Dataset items
[Start]
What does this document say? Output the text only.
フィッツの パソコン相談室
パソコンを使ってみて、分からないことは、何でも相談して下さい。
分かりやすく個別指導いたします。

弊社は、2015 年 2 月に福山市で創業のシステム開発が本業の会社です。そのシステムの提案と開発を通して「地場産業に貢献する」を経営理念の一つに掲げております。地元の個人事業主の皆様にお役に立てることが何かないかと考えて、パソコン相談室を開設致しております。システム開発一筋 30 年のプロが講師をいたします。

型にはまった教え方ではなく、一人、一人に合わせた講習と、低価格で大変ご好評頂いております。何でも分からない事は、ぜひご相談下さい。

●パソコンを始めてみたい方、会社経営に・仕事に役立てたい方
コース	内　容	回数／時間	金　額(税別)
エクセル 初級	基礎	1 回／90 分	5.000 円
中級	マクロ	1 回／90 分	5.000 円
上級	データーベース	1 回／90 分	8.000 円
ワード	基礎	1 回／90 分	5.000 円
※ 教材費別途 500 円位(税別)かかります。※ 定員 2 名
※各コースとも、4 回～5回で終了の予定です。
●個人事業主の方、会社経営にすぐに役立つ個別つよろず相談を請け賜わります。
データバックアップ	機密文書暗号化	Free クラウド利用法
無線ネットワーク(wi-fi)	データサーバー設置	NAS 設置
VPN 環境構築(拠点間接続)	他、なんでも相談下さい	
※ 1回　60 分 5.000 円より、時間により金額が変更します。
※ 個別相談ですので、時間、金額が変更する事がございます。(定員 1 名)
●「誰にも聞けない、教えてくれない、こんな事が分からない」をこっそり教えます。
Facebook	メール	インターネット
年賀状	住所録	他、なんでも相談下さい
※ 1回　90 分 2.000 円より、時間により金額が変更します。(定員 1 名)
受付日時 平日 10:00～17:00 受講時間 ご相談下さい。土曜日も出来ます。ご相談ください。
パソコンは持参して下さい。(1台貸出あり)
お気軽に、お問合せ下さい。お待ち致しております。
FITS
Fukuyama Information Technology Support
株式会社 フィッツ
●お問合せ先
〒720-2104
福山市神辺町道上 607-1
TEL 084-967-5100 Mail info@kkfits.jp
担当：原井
[End]
Exercise:
Display every line of the listing that contains the string "なんでも相談下さい".

In response:
VPN 環境構築(拠点間接続)	他、なんでも相談下さい	
年賀状	住所録	他、なんでも相談下さい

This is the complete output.